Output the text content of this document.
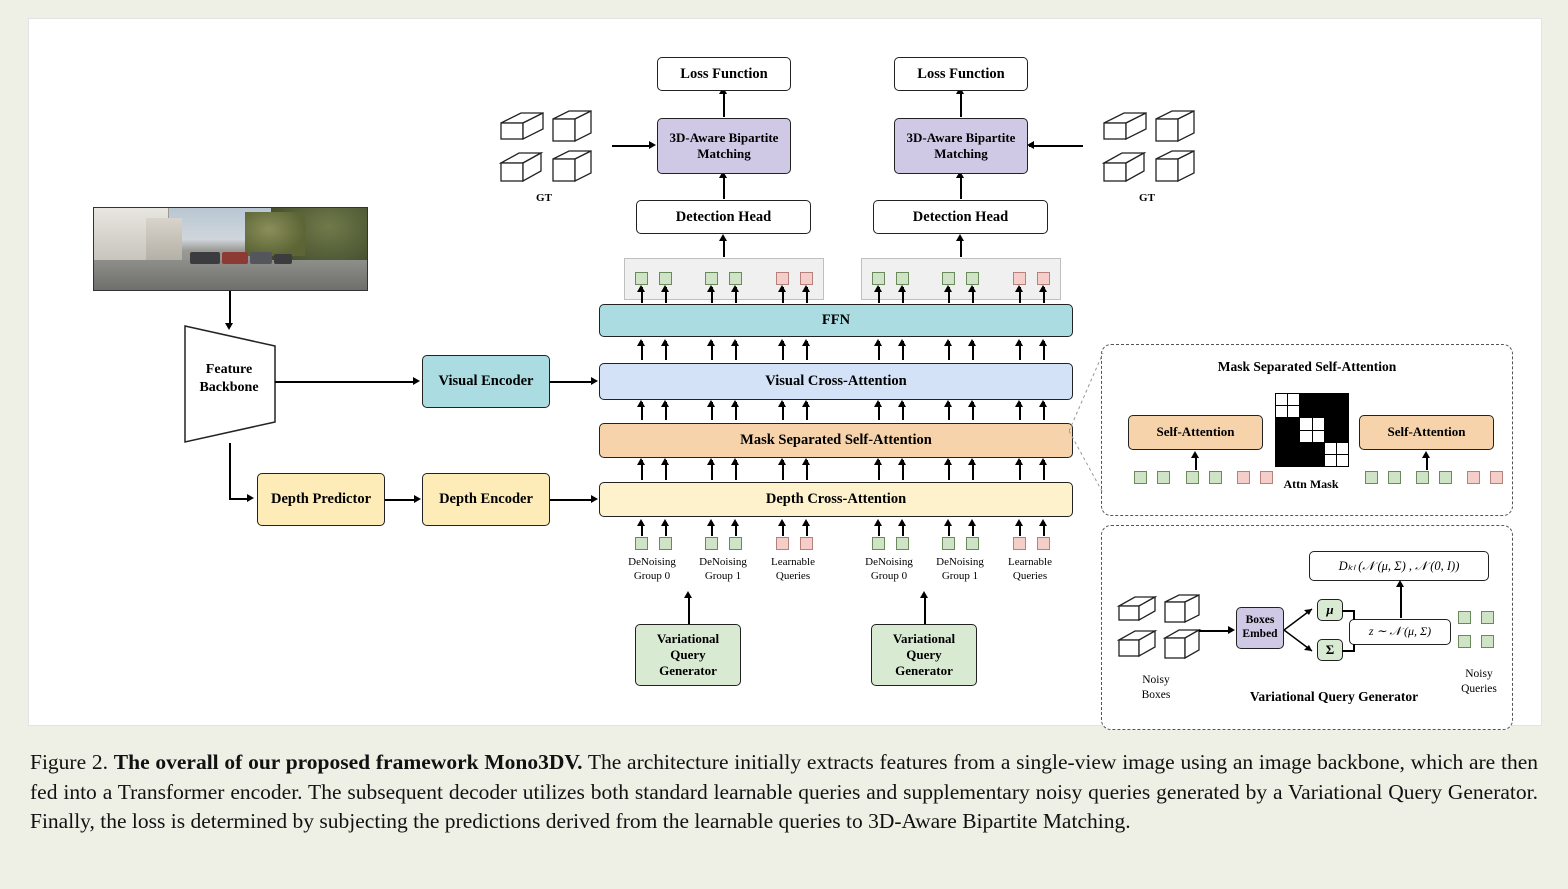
Feature
Backbone	Visual Encoder
Depth Predictor	Depth Encoder
FFN
Visual Cross-Attention
Mask Separated Self-Attention
Depth Cross-Attention
DeNoising
Group 0
DeNoising
Group 1
Learnable
Queries
DeNoising
Group 0
DeNoising
Group 1
Learnable
Queries
Variational
Query
Generator
Variational
Query
Generator
Detection Head	Detection Head
3D-Aware Bipartite
Matching
3D-Aware Bipartite
Matching
Loss Function	Loss Function
GT	GT
Mask Separated Self-Attention
Self-Attention	Self-Attention
Attn Mask
Noisy
Boxes
Boxes
Embed
μ
Σ
z ∼ 𝒩 (μ, Σ)
Dₖₗ (𝒩 (μ, Σ) , 𝒩 (0, I))
Noisy
Queries
Variational Query Generator
Figure 2. The overall of our proposed framework Mono3DV. The architecture initially extracts features from a single-view image using an image backbone, which are then fed into a Transformer encoder. The subsequent decoder utilizes both standard learnable queries and supplementary noisy queries generated by a Variational Query Generator. Finally, the loss is determined by subjecting the predictions derived from the learnable queries to 3D-Aware Bipartite Matching.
++++
EXERCISE TASK
Select, from the listing, all lines that include the word "Query".

THE OUTPUT
Query
Query
Variational Query Generator
Figure 2. The overall of our proposed framework Mono3DV. The architecture initially extracts features from a single-view image using an image backbone, which are then fed into a Transformer encoder. The subsequent decoder utilizes both standard learnable queries and supplementary noisy queries generated by a Variational Query Generator. Finally, the loss is determined by subjecting the predictions derived from the learnable queries to 3D-Aware Bipartite Matching.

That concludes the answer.